begin PAGE
You don’t formally market to your current customers. You know your service could be better, but you haven’t had the time to develop an improvement plan. You definitely have more turnover than you’d like.As a result, you’re continually investing to generate new customers. Your revenue profit margins are much lower than they could be, and the churning takes its toll on your organization.
Customer Retention Key Concepts & Steps
Before you begin
You can work on your customer retention strategy at any time, and marketing campaigns may be an important part of your strategy. You may also decide to increase your focus on retention when you’re writing your annual marketing plan. But if you’re losing customers, don’t hesitate to focus your energy on retention right now.
Determine your retention strategy
Your value proposition and brand strategy should drive your retention plan. For example, if your value proposition is customer intimacy, your customers are counting on great service. If they’re buying on price, you’ll usually focus more on automating service to minimize costs.
Build your team
In some industries, the original sales rep is the best person to manage an existing client — for example, the account may require ongoing selling. In other cases it’s better to transition the customer to an account rep who focuses on day-to-day management.
Once you’ve decided how to structure the team, determine how many people you’ll need and start recruiting.
end PAGE
begin ENTRIES
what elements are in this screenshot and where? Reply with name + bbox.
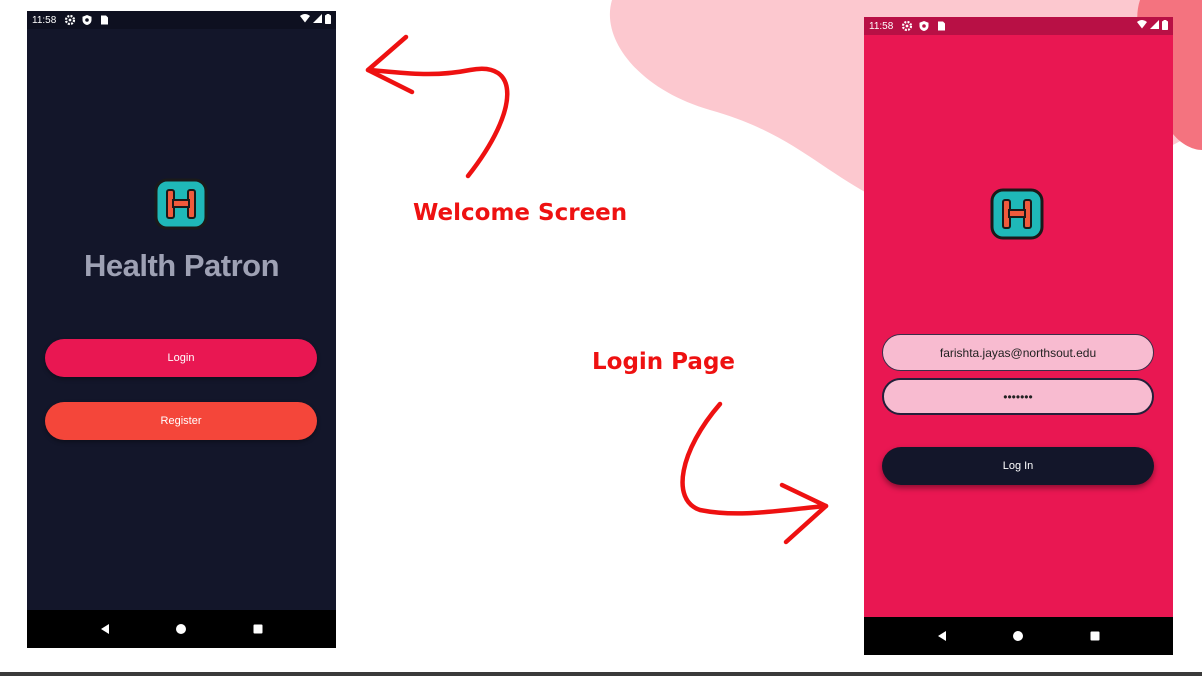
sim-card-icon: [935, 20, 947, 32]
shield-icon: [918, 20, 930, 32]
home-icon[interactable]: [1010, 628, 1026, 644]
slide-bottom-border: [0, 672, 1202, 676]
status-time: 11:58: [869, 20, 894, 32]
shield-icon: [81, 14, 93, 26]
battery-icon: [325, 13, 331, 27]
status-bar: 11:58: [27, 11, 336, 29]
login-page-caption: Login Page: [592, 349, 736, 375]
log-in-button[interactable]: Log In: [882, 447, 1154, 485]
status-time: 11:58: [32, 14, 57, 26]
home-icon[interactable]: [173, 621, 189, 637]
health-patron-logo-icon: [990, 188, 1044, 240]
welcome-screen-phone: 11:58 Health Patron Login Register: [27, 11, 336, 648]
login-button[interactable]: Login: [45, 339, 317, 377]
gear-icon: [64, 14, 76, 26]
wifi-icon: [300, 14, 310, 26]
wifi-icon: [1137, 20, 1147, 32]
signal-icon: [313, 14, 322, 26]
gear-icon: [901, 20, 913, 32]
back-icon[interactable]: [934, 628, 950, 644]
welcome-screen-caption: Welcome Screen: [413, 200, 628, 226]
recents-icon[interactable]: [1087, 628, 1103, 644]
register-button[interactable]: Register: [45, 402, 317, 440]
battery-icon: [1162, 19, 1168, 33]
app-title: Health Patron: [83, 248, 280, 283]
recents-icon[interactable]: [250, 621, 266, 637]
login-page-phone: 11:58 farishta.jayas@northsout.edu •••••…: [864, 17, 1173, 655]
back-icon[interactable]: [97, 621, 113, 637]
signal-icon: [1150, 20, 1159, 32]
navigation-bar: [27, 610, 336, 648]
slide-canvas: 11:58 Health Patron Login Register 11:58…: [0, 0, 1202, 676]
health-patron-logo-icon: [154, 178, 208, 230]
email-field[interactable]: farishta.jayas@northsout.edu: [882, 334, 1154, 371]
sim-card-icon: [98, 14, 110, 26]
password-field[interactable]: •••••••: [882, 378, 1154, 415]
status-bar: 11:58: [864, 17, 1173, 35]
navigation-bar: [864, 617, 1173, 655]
end ENTRIES
begin ENTRIES
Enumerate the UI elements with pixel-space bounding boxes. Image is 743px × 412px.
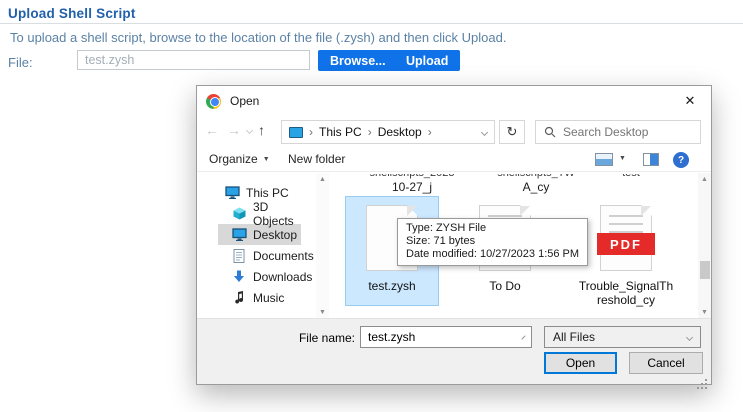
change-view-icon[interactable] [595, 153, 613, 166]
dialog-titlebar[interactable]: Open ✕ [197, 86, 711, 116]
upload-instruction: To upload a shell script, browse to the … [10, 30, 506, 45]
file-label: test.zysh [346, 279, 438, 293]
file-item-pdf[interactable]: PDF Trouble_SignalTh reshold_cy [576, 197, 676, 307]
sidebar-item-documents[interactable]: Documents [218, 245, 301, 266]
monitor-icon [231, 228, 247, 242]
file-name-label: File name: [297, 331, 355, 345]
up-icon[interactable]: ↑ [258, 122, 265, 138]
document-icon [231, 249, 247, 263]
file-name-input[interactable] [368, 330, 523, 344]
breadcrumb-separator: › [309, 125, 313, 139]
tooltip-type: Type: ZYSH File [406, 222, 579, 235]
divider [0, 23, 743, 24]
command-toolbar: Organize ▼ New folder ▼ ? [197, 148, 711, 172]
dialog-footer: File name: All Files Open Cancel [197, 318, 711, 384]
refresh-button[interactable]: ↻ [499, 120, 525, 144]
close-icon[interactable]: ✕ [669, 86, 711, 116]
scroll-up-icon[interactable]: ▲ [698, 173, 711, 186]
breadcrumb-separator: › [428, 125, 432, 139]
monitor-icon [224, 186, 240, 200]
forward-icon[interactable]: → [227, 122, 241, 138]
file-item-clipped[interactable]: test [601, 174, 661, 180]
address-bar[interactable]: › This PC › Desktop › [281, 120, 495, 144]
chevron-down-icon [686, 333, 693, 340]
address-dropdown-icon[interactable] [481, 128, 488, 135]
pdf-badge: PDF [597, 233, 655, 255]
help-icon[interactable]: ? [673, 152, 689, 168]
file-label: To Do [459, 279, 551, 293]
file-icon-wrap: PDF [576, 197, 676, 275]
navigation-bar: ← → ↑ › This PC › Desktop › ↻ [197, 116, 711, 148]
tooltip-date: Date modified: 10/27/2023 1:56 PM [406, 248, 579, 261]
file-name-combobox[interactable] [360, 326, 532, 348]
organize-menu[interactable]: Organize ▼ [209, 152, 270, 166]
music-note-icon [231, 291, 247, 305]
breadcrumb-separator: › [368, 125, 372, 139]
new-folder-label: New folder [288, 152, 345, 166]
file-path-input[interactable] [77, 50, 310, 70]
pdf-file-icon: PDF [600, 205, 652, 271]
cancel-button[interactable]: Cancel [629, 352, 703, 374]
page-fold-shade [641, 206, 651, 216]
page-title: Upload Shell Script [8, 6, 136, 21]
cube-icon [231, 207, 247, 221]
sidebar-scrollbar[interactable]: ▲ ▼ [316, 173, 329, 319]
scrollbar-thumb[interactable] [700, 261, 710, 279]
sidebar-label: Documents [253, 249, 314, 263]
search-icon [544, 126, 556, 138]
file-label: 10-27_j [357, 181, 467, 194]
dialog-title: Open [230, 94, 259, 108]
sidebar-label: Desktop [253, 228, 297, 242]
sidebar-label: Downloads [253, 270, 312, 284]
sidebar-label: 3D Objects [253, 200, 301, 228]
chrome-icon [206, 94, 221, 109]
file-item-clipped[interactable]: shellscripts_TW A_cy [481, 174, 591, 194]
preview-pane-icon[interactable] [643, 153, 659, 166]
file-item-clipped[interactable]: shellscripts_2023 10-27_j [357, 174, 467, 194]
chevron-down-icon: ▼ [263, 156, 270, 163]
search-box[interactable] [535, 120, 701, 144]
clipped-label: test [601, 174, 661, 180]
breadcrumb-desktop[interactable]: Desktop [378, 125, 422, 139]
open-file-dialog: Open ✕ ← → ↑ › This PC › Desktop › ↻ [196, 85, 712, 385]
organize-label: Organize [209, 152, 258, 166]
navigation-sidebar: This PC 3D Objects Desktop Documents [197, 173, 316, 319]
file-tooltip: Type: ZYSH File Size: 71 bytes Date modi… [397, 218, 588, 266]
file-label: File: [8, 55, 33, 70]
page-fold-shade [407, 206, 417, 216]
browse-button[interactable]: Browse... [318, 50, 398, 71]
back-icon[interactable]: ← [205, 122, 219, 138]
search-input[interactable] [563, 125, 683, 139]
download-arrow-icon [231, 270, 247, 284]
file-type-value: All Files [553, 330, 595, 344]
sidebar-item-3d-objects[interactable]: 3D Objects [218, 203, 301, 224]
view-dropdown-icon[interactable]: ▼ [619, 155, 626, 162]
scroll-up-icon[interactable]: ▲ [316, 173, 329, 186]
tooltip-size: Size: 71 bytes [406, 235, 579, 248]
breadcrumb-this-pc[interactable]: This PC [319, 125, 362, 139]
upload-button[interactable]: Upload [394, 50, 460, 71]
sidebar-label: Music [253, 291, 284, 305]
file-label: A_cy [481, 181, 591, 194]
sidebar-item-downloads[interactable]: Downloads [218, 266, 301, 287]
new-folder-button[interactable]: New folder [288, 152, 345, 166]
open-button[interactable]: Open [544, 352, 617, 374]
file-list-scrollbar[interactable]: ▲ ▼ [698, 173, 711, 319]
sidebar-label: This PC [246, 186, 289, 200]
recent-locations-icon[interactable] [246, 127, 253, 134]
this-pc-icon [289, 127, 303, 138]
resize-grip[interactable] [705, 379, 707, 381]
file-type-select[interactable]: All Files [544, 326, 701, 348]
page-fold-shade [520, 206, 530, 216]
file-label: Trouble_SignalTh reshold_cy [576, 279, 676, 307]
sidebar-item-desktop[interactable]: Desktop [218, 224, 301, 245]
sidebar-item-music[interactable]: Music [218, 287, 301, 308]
end ENTRIES
WHAT YOU WILL DO:
Pick up the customer retention guide after its last sentence and write the next few paragraphs in the same voice.

ANSWER TO THE TASK:
Pay commission for renewals and growing the business
Your current customers are your most valuable asset; if your sales reps don’t earn commission on renewals, they’ll be incented to spend their time chasing new business instead.
Market to existing customers
Put as much effort into your current customer campaigns as you do the rest of your marketing programs. Know your audience, grab their attention, focus on the offer, measure your results. Use campaigns to
- Nurture your customer relationships
- Encourage them to buy again
- Expand your relationships by cross-selling, up-selling and asking for referrals
- Identify customers who are at risk of defecting
- Continually deliver on your value proposition and brand promise
Measure purchase intent and loyalty, not “satisfaction”
Customer feedback can help you improve your products and continue your relationship. However, it’s not effective to measure “customer satisfaction” because it’s so vague. “Satisfied” doesn’t mean they intend to keep buying. Instead, focus on behavior: Ask whether they intend to buy again and why or why not. Ask what three things you can improve and whether they’ll provide referrals. These questions provide more actionable insight than “satisfaction.”
Treat a survey as a marketing campaign. Give your customers a reason to respond, thank them and share the results.
Use data to evaluate large groups of customers
If you don’t have personal relationships with your customers, use data to identify customers who haven’t purchased in the normal timeframe. They may be at risk of defecting and you can launch retention campaigns and encourage them to stay.
After Customer Retention
Refine and improve your customer retention strategy and execution — they may deliver the highest ROI of all your marketing programs.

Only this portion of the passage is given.